* [Instructions for the task]:
Lines containing the word "process" should be extracted in full.

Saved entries

-.-.-

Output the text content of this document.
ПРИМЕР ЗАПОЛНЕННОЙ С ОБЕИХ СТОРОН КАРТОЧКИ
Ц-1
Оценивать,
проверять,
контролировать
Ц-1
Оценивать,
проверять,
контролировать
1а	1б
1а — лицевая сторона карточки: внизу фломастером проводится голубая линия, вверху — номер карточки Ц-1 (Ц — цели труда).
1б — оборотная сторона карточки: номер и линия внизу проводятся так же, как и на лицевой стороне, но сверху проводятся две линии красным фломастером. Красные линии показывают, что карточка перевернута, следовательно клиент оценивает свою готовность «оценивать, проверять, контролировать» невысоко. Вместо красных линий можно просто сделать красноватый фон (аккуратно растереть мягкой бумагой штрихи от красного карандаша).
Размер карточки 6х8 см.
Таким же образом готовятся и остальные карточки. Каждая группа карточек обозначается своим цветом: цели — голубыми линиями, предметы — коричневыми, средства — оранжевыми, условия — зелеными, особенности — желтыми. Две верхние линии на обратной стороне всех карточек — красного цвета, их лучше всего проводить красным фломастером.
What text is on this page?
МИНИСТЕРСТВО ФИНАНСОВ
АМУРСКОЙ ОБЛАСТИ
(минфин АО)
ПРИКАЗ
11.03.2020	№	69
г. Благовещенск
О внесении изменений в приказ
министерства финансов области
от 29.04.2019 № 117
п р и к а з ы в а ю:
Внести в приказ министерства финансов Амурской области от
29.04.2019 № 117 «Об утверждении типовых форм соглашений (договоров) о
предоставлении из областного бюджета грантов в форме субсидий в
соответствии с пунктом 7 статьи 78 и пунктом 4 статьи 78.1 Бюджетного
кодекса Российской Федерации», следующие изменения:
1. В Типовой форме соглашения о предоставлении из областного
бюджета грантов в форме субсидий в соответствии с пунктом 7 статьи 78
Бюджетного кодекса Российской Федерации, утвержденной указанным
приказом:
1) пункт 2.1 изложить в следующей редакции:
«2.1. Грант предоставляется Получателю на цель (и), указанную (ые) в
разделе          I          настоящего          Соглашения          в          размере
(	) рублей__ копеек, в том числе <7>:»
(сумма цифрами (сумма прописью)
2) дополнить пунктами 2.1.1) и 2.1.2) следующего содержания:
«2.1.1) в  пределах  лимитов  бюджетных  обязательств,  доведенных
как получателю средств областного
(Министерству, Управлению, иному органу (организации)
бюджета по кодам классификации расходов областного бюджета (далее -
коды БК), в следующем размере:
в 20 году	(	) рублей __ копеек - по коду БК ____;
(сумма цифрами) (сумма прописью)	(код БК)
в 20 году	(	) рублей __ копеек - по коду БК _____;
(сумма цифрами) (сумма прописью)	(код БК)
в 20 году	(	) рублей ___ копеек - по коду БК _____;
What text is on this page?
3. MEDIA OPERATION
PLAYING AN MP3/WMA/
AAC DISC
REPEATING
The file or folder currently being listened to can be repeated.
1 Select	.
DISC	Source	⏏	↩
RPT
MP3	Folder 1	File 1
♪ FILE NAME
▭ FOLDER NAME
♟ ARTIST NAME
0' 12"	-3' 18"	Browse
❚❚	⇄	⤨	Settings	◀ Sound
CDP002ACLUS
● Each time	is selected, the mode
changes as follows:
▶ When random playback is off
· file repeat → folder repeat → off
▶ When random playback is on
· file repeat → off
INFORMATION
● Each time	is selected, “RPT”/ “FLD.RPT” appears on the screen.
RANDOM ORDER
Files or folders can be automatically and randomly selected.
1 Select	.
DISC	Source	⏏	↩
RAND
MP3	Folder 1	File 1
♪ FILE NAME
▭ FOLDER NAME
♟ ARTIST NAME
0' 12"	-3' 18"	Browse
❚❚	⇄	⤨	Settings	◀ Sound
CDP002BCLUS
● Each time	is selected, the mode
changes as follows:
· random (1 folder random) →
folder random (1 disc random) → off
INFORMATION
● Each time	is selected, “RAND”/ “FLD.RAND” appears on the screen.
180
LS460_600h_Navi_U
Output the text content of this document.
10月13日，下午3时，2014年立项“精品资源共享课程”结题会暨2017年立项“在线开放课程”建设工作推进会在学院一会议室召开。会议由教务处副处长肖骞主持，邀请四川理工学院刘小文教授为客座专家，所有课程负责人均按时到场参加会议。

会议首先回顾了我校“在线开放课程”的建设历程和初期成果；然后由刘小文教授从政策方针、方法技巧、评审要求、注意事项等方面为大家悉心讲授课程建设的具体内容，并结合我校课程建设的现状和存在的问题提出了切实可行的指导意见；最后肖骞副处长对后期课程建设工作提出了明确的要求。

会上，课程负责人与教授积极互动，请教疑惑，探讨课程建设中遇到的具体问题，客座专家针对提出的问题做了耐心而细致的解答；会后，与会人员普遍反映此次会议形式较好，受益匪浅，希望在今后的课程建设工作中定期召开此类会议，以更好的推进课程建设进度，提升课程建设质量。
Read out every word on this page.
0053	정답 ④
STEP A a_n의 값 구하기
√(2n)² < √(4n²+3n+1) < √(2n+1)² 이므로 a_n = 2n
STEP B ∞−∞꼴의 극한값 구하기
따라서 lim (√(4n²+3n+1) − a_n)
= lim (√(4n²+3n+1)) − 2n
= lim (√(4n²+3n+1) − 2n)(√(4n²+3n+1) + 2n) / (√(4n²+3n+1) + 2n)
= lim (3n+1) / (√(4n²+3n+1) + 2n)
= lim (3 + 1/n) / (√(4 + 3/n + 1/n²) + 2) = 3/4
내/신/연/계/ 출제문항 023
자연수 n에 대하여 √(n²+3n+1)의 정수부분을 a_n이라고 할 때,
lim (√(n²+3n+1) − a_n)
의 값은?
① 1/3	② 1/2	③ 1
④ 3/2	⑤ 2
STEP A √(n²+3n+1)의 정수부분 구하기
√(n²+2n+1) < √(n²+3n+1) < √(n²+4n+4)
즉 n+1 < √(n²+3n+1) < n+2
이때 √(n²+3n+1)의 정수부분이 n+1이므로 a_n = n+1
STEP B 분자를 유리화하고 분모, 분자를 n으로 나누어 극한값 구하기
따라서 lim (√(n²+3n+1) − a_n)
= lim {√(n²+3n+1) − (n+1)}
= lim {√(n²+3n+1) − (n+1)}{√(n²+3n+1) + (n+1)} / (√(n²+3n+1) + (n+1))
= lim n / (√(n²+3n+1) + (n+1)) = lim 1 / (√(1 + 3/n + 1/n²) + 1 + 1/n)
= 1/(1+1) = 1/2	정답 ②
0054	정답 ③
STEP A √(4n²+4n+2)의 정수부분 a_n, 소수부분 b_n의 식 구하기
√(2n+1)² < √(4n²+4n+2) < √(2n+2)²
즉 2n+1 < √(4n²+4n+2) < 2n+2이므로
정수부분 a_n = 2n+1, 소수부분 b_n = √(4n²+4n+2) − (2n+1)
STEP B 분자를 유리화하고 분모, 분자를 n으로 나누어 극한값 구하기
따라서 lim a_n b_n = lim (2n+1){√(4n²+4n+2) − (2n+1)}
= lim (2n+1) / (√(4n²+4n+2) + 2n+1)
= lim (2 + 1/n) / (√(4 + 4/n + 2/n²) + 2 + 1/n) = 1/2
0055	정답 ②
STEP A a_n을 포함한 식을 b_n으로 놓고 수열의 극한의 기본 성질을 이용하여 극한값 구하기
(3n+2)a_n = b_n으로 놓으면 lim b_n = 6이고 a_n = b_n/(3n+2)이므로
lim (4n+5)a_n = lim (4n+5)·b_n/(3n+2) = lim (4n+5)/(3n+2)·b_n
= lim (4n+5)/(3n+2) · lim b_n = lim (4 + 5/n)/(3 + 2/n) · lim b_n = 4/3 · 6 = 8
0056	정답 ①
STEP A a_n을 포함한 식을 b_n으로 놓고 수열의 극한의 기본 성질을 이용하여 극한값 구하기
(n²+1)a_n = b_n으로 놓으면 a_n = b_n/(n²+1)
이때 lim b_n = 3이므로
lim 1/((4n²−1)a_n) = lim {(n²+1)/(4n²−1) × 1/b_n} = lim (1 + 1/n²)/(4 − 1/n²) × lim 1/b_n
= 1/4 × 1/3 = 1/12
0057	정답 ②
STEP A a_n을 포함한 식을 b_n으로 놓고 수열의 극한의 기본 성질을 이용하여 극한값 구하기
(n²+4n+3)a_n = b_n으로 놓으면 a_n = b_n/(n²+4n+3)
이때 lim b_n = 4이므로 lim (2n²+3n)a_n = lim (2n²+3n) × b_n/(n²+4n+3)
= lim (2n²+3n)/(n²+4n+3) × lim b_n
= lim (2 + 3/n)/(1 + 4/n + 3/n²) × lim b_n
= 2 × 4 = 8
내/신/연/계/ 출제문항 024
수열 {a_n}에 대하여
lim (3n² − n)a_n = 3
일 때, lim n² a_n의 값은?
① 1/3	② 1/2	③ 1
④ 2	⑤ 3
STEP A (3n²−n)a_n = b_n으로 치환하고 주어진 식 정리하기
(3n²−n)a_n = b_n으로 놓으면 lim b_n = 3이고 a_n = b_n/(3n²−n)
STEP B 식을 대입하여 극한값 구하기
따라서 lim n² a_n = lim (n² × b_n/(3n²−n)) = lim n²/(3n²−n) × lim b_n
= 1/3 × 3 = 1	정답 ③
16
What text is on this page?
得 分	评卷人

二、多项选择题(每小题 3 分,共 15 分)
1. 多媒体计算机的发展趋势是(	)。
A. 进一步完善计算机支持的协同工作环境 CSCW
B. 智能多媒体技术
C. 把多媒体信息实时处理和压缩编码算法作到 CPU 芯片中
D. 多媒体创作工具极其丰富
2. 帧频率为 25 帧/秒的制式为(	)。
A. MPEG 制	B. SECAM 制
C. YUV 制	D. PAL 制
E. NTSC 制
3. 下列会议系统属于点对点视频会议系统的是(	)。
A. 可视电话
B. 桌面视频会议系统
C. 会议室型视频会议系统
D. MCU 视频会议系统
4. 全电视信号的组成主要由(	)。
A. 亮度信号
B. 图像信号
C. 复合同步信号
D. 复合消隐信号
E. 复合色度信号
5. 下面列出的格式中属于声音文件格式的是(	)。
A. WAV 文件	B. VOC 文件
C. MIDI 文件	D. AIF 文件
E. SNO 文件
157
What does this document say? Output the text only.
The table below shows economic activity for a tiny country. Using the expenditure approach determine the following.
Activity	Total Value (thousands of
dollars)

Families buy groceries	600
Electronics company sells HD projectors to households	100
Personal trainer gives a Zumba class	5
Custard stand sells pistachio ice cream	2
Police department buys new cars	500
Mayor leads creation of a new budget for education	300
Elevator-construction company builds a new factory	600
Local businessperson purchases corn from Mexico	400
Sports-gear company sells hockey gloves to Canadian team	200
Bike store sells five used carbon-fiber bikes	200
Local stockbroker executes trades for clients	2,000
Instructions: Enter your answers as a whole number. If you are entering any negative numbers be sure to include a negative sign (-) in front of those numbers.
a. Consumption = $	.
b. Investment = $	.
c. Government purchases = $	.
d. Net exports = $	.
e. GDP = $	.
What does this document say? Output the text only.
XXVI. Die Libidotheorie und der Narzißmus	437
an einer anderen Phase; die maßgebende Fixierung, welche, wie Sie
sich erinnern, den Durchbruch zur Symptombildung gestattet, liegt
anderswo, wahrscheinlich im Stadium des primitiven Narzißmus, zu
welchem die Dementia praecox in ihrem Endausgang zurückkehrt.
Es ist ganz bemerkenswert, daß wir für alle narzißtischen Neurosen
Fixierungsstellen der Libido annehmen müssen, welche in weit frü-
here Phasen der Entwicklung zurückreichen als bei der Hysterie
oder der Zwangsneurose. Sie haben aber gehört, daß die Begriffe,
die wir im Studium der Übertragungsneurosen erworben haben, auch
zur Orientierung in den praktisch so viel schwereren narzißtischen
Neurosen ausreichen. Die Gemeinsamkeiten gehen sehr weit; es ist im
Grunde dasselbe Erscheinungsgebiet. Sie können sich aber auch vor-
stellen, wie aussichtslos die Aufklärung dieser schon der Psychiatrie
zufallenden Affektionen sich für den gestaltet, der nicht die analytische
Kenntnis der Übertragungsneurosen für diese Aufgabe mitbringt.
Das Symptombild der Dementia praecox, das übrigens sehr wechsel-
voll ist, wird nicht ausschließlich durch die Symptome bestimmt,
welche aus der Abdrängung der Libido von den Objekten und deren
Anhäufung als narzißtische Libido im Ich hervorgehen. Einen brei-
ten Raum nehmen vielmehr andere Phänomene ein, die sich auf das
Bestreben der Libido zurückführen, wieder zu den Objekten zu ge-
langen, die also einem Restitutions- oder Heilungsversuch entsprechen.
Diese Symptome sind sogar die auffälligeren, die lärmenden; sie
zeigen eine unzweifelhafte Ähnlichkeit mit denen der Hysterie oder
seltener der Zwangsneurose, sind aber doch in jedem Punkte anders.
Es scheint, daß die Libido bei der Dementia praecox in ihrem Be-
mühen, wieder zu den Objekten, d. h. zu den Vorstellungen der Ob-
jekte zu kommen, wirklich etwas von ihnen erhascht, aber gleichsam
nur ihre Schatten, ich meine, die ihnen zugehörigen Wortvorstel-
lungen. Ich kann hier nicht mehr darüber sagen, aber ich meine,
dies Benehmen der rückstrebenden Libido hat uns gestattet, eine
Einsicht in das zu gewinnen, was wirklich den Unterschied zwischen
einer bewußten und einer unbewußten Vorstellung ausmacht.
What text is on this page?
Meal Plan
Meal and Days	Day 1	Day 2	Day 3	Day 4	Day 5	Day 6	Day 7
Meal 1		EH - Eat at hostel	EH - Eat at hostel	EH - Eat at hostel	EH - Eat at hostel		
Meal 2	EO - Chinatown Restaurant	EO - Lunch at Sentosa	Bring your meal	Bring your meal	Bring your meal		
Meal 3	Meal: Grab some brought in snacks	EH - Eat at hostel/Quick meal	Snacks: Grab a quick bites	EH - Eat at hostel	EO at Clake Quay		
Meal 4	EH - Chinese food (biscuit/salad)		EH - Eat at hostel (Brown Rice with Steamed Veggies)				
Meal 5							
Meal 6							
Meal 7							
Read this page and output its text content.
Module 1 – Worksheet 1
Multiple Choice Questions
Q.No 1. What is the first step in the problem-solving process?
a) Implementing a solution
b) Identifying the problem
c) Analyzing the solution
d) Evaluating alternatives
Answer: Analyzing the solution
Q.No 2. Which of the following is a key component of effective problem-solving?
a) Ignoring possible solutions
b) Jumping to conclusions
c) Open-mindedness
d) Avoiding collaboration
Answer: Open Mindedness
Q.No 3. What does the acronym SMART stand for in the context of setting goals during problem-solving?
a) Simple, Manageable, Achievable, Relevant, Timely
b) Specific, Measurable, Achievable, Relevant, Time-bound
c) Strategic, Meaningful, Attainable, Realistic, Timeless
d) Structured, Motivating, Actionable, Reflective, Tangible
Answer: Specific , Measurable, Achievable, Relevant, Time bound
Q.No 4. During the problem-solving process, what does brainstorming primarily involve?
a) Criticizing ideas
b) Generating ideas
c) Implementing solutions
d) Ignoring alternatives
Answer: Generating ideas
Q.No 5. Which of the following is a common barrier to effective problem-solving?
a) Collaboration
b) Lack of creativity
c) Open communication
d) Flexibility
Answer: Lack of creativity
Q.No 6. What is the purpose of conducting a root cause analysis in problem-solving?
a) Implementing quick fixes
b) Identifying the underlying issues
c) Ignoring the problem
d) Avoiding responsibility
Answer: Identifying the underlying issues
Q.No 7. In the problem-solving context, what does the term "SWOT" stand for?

-.-.-

* [Correct output]:
Q.No 1. What is the first step in the problem-solving process?
Q.No 4. During the problem-solving process, what does brainstorming primarily involve?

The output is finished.